| EXTRACTED INFORMATION |
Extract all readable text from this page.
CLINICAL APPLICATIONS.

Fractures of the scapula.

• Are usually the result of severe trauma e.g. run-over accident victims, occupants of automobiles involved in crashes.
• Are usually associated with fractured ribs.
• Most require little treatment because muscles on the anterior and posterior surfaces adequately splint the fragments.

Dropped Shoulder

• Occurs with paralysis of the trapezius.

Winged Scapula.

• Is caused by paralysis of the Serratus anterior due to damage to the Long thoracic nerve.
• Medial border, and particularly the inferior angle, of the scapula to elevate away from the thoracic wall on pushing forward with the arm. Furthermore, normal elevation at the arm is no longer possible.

| AIM |
Restate each record word for word.

| WRITTEN RESPONSE |
Extract all readable text from this page.
CLINICAL APPLICATIONS.

Fractures of the scapula.

• Are usually the result of severe trauma e.g. run-over accident victims, occupants of automobiles involved in crashes.
• Are usually associated with fractured ribs.
• Most require little treatment because muscles on the anterior and posterior surfaces adequately splint the fragments.

Dropped Shoulder

• Occurs with paralysis of the trapezius.

Winged Scapula.

• Is caused by paralysis of the Serratus anterior due to damage to the Long thoracic nerve.
• Medial border, and particularly the inferior angle, of the scapula to elevate away from the thoracic wall on pushing forward with the arm. Furthermore, normal elevation at the arm is no longer possible.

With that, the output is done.